* Written request:
Here are some entries; quote each one exactly.

* Data rows:
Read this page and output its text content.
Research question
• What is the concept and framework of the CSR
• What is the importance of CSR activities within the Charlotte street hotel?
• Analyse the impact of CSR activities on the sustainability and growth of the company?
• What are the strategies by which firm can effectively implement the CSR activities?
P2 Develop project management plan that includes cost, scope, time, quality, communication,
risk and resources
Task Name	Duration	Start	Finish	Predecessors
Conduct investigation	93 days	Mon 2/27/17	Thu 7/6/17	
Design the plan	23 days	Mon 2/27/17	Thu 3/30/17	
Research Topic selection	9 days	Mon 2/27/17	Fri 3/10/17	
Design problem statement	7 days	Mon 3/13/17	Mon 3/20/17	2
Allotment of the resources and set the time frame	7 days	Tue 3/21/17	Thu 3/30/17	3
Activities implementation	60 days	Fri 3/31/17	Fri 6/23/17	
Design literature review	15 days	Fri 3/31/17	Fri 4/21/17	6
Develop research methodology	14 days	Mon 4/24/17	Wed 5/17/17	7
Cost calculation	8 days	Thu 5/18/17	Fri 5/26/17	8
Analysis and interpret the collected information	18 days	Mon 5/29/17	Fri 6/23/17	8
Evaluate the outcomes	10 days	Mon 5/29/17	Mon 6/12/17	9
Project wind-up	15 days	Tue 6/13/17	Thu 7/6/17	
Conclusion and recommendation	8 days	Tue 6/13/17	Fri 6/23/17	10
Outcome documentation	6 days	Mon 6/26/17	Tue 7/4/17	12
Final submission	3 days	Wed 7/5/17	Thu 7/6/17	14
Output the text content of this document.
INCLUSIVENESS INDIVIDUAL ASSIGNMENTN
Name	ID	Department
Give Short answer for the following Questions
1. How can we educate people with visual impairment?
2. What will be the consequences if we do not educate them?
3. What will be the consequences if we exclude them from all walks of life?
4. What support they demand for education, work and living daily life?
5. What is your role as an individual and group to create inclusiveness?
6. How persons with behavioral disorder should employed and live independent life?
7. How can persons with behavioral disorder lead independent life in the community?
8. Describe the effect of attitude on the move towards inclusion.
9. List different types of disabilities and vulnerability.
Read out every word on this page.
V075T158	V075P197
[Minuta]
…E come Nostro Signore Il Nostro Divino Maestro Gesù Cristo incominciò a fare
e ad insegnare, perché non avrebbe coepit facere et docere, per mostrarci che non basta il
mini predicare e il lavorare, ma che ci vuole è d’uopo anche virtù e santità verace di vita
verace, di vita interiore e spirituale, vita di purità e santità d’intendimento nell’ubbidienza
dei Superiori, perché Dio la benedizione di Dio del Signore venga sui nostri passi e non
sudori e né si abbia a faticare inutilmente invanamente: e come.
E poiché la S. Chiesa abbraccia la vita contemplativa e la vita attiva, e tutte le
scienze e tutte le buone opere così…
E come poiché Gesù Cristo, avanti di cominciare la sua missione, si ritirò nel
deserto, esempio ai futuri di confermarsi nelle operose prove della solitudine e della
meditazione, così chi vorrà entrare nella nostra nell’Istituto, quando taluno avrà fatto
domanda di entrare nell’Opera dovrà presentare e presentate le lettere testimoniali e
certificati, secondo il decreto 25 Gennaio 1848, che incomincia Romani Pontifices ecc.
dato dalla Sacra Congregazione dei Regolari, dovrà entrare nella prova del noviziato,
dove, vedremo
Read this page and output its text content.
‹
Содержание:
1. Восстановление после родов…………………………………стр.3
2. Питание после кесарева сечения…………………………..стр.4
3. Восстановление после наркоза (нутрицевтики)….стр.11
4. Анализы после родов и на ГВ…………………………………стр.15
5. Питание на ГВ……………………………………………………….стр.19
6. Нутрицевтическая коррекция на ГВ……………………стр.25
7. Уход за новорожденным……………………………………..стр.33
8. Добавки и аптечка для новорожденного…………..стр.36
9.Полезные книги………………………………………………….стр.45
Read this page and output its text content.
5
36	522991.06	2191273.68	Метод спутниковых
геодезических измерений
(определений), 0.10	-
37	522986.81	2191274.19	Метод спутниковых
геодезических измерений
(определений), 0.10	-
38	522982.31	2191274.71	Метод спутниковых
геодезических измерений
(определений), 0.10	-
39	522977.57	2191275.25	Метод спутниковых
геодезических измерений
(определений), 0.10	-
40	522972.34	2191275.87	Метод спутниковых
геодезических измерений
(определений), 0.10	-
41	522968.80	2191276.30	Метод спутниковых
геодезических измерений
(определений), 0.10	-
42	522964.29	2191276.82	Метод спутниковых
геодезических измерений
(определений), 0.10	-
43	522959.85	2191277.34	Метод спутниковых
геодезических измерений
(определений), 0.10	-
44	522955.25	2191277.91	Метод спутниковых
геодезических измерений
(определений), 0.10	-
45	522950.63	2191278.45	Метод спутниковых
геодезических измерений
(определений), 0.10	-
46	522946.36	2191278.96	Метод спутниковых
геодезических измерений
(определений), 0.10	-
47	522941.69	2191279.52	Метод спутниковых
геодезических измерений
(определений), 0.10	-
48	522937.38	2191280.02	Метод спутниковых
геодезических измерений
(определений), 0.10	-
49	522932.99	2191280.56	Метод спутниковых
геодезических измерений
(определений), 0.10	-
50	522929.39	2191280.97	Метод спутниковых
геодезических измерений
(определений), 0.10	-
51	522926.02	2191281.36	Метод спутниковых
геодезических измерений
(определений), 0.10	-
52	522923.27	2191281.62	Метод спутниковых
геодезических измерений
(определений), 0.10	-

* Answer in full:
Read this page and output its text content.
Research question
• What is the concept and framework of the CSR
• What is the importance of CSR activities within the Charlotte street hotel?
• Analyse the impact of CSR activities on the sustainability and growth of the company?
• What are the strategies by which firm can effectively implement the CSR activities?
P2 Develop project management plan that includes cost, scope, time, quality, communication,
risk and resources
Task Name	Duration	Start	Finish	Predecessors
Conduct investigation	93 days	Mon 2/27/17	Thu 7/6/17	
Design the plan	23 days	Mon 2/27/17	Thu 3/30/17	
Research Topic selection	9 days	Mon 2/27/17	Fri 3/10/17	
Design problem statement	7 days	Mon 3/13/17	Mon 3/20/17	2
Allotment of the resources and set the time frame	7 days	Tue 3/21/17	Thu 3/30/17	3
Activities implementation	60 days	Fri 3/31/17	Fri 6/23/17	
Design literature review	15 days	Fri 3/31/17	Fri 4/21/17	6
Develop research methodology	14 days	Mon 4/24/17	Wed 5/17/17	7
Cost calculation	8 days	Thu 5/18/17	Fri 5/26/17	8
Analysis and interpret the collected information	18 days	Mon 5/29/17	Fri 6/23/17	8
Evaluate the outcomes	10 days	Mon 5/29/17	Mon 6/12/17	9
Project wind-up	15 days	Tue 6/13/17	Thu 7/6/17	
Conclusion and recommendation	8 days	Tue 6/13/17	Fri 6/23/17	10
Outcome documentation	6 days	Mon 6/26/17	Tue 7/4/17	12
Final submission	3 days	Wed 7/5/17	Thu 7/6/17	14
Output the text content of this document.
INCLUSIVENESS INDIVIDUAL ASSIGNMENTN
Name	ID	Department
Give Short answer for the following Questions
1. How can we educate people with visual impairment?
2. What will be the consequences if we do not educate them?
3. What will be the consequences if we exclude them from all walks of life?
4. What support they demand for education, work and living daily life?
5. What is your role as an individual and group to create inclusiveness?
6. How persons with behavioral disorder should employed and live independent life?
7. How can persons with behavioral disorder lead independent life in the community?
8. Describe the effect of attitude on the move towards inclusion.
9. List different types of disabilities and vulnerability.
Read out every word on this page.
V075T158	V075P197
[Minuta]
…E come Nostro Signore Il Nostro Divino Maestro Gesù Cristo incominciò a fare
e ad insegnare, perché non avrebbe coepit facere et docere, per mostrarci che non basta il
mini predicare e il lavorare, ma che ci vuole è d’uopo anche virtù e santità verace di vita
verace, di vita interiore e spirituale, vita di purità e santità d’intendimento nell’ubbidienza
dei Superiori, perché Dio la benedizione di Dio del Signore venga sui nostri passi e non
sudori e né si abbia a faticare inutilmente invanamente: e come.
E poiché la S. Chiesa abbraccia la vita contemplativa e la vita attiva, e tutte le
scienze e tutte le buone opere così…
E come poiché Gesù Cristo, avanti di cominciare la sua missione, si ritirò nel
deserto, esempio ai futuri di confermarsi nelle operose prove della solitudine e della
meditazione, così chi vorrà entrare nella nostra nell’Istituto, quando taluno avrà fatto
domanda di entrare nell’Opera dovrà presentare e presentate le lettere testimoniali e
certificati, secondo il decreto 25 Gennaio 1848, che incomincia Romani Pontifices ecc.
dato dalla Sacra Congregazione dei Regolari, dovrà entrare nella prova del noviziato,
dove, vedremo
Read this page and output its text content.
‹
Содержание:
1. Восстановление после родов…………………………………стр.3
2. Питание после кесарева сечения…………………………..стр.4
3. Восстановление после наркоза (нутрицевтики)….стр.11
4. Анализы после родов и на ГВ…………………………………стр.15
5. Питание на ГВ……………………………………………………….стр.19
6. Нутрицевтическая коррекция на ГВ……………………стр.25
7. Уход за новорожденным……………………………………..стр.33
8. Добавки и аптечка для новорожденного…………..стр.36
9.Полезные книги………………………………………………….стр.45
Read this page and output its text content.
5
36	522991.06	2191273.68	Метод спутниковых
геодезических измерений
(определений), 0.10	-
37	522986.81	2191274.19	Метод спутниковых
геодезических измерений
(определений), 0.10	-
38	522982.31	2191274.71	Метод спутниковых
геодезических измерений
(определений), 0.10	-
39	522977.57	2191275.25	Метод спутниковых
геодезических измерений
(определений), 0.10	-
40	522972.34	2191275.87	Метод спутниковых
геодезических измерений
(определений), 0.10	-
41	522968.80	2191276.30	Метод спутниковых
геодезических измерений
(определений), 0.10	-
42	522964.29	2191276.82	Метод спутниковых
геодезических измерений
(определений), 0.10	-
43	522959.85	2191277.34	Метод спутниковых
геодезических измерений
(определений), 0.10	-
44	522955.25	2191277.91	Метод спутниковых
геодезических измерений
(определений), 0.10	-
45	522950.63	2191278.45	Метод спутниковых
геодезических измерений
(определений), 0.10	-
46	522946.36	2191278.96	Метод спутниковых
геодезических измерений
(определений), 0.10	-
47	522941.69	2191279.52	Метод спутниковых
геодезических измерений
(определений), 0.10	-
48	522937.38	2191280.02	Метод спутниковых
геодезических измерений
(определений), 0.10	-
49	522932.99	2191280.56	Метод спутниковых
геодезических измерений
(определений), 0.10	-
50	522929.39	2191280.97	Метод спутниковых
геодезических измерений
(определений), 0.10	-
51	522926.02	2191281.36	Метод спутниковых
геодезических измерений
(определений), 0.10	-
52	522923.27	2191281.62	Метод спутниковых
геодезических измерений
(определений), 0.10	-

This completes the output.